* _AIM OF THE EXERCISE_
Repeat, line for line, the entries printed below.
++++ EXERCISE INPUTS
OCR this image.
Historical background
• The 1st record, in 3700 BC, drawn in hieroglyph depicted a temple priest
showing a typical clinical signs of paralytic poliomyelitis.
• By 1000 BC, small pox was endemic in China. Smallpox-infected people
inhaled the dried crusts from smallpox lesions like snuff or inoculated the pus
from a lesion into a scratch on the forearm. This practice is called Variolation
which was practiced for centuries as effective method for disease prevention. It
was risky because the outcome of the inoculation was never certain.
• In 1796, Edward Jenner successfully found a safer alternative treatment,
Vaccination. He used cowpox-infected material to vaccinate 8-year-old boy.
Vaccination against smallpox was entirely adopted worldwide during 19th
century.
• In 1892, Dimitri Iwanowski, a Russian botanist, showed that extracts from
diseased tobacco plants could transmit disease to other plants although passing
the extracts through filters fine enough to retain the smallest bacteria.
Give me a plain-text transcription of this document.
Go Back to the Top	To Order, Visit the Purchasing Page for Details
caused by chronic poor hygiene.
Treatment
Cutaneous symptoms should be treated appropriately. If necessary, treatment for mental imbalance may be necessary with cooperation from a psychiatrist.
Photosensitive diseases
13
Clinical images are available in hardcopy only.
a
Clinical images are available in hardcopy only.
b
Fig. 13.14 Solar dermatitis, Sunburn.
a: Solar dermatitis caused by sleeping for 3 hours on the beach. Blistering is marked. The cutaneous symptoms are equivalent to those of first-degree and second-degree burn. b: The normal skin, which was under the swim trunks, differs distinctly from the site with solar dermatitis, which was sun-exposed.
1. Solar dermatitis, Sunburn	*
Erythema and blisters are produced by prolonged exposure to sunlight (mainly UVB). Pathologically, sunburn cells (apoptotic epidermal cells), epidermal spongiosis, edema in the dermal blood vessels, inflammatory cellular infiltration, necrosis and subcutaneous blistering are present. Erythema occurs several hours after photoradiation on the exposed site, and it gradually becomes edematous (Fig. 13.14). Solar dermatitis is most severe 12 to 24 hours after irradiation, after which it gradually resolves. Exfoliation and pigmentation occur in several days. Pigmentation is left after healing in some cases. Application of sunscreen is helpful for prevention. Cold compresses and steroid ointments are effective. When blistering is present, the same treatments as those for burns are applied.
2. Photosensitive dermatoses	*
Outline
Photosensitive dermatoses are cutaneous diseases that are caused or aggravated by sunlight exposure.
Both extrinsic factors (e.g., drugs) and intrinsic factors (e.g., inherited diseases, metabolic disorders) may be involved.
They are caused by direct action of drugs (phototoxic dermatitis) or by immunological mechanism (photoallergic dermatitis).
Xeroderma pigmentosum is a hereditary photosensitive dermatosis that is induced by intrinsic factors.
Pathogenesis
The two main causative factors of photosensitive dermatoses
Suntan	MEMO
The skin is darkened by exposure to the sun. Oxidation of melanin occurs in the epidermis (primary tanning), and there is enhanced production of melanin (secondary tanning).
++++++++
* _WRITTEN SOLUTION_
OCR this image.
Historical background
• The 1st record, in 3700 BC, drawn in hieroglyph depicted a temple priest
showing a typical clinical signs of paralytic poliomyelitis.
• By 1000 BC, small pox was endemic in China. Smallpox-infected people
inhaled the dried crusts from smallpox lesions like snuff or inoculated the pus
from a lesion into a scratch on the forearm. This practice is called Variolation
which was practiced for centuries as effective method for disease prevention. It
was risky because the outcome of the inoculation was never certain.
• In 1796, Edward Jenner successfully found a safer alternative treatment,
Vaccination. He used cowpox-infected material to vaccinate 8-year-old boy.
Vaccination against smallpox was entirely adopted worldwide during 19th
century.
• In 1892, Dimitri Iwanowski, a Russian botanist, showed that extracts from
diseased tobacco plants could transmit disease to other plants although passing
the extracts through filters fine enough to retain the smallest bacteria.
Give me a plain-text transcription of this document.
Go Back to the Top	To Order, Visit the Purchasing Page for Details
caused by chronic poor hygiene.
Treatment
Cutaneous symptoms should be treated appropriately. If necessary, treatment for mental imbalance may be necessary with cooperation from a psychiatrist.
Photosensitive diseases
13
Clinical images are available in hardcopy only.
a
Clinical images are available in hardcopy only.
b
Fig. 13.14 Solar dermatitis, Sunburn.
a: Solar dermatitis caused by sleeping for 3 hours on the beach. Blistering is marked. The cutaneous symptoms are equivalent to those of first-degree and second-degree burn. b: The normal skin, which was under the swim trunks, differs distinctly from the site with solar dermatitis, which was sun-exposed.
1. Solar dermatitis, Sunburn	*
Erythema and blisters are produced by prolonged exposure to sunlight (mainly UVB). Pathologically, sunburn cells (apoptotic epidermal cells), epidermal spongiosis, edema in the dermal blood vessels, inflammatory cellular infiltration, necrosis and subcutaneous blistering are present. Erythema occurs several hours after photoradiation on the exposed site, and it gradually becomes edematous (Fig. 13.14). Solar dermatitis is most severe 12 to 24 hours after irradiation, after which it gradually resolves. Exfoliation and pigmentation occur in several days. Pigmentation is left after healing in some cases. Application of sunscreen is helpful for prevention. Cold compresses and steroid ointments are effective. When blistering is present, the same treatments as those for burns are applied.
2. Photosensitive dermatoses	*
Outline
Photosensitive dermatoses are cutaneous diseases that are caused or aggravated by sunlight exposure.
Both extrinsic factors (e.g., drugs) and intrinsic factors (e.g., inherited diseases, metabolic disorders) may be involved.
They are caused by direct action of drugs (phototoxic dermatitis) or by immunological mechanism (photoallergic dermatitis).
Xeroderma pigmentosum is a hereditary photosensitive dermatosis that is induced by intrinsic factors.
Pathogenesis
The two main causative factors of photosensitive dermatoses
Suntan	MEMO
The skin is darkened by exposure to the sun. Oxidation of melanin occurs in the epidermis (primary tanning), and there is enhanced production of melanin (secondary tanning).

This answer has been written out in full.